**EXCERPTED DATA**
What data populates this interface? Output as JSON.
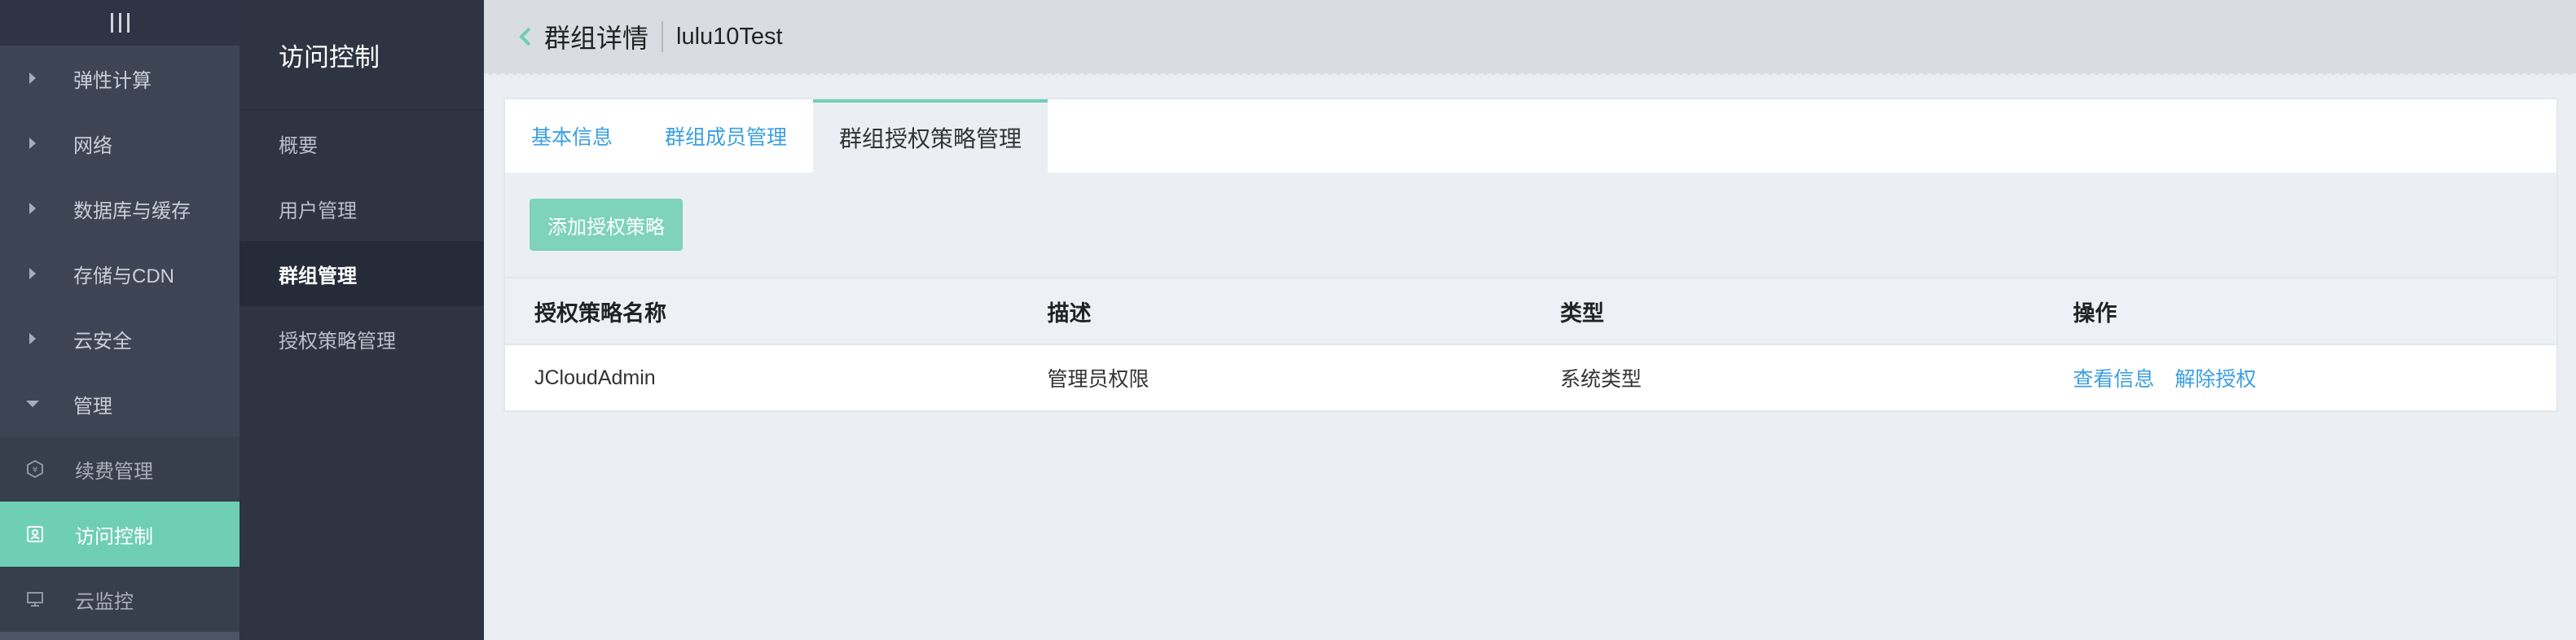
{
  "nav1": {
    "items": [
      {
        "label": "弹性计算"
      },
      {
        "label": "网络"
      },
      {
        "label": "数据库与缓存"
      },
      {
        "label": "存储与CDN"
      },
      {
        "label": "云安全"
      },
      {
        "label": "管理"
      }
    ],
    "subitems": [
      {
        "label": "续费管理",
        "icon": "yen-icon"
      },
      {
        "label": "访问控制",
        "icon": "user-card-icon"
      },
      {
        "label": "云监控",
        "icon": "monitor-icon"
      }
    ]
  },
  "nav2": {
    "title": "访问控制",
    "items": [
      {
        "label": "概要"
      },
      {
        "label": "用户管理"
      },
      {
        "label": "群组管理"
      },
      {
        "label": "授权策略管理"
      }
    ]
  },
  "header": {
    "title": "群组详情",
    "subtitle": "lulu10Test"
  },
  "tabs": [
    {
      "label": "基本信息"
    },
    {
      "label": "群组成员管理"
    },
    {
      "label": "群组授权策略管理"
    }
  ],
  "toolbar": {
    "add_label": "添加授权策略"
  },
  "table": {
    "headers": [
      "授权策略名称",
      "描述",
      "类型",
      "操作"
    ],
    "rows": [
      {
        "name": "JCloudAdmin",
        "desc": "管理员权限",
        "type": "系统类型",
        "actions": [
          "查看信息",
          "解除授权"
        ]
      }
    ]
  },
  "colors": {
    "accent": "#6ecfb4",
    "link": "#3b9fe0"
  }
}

**SHORT TASK**
Print all of the entries word for word. Omit the pictures they contain.

**COMPLETE ANSWER**
What data populates this interface? Output as JSON.
{
  "nav1": {
    "items": [
      {
        "label": "弹性计算"
      },
      {
        "label": "网络"
      },
      {
        "label": "数据库与缓存"
      },
      {
        "label": "存储与CDN"
      },
      {
        "label": "云安全"
      },
      {
        "label": "管理"
      }
    ],
    "subitems": [
      {
        "label": "续费管理",
        "icon": "yen-icon"
      },
      {
        "label": "访问控制",
        "icon": "user-card-icon"
      },
      {
        "label": "云监控",
        "icon": "monitor-icon"
      }
    ]
  },
  "nav2": {
    "title": "访问控制",
    "items": [
      {
        "label": "概要"
      },
      {
        "label": "用户管理"
      },
      {
        "label": "群组管理"
      },
      {
        "label": "授权策略管理"
      }
    ]
  },
  "header": {
    "title": "群组详情",
    "subtitle": "lulu10Test"
  },
  "tabs": [
    {
      "label": "基本信息"
    },
    {
      "label": "群组成员管理"
    },
    {
      "label": "群组授权策略管理"
    }
  ],
  "toolbar": {
    "add_label": "添加授权策略"
  },
  "table": {
    "headers": [
      "授权策略名称",
      "描述",
      "类型",
      "操作"
    ],
    "rows": [
      {
        "name": "JCloudAdmin",
        "desc": "管理员权限",
        "type": "系统类型",
        "actions": [
          "查看信息",
          "解除授权"
        ]
      }
    ]
  },
  "colors": {
    "accent": "#6ecfb4",
    "link": "#3b9fe0"
  }
}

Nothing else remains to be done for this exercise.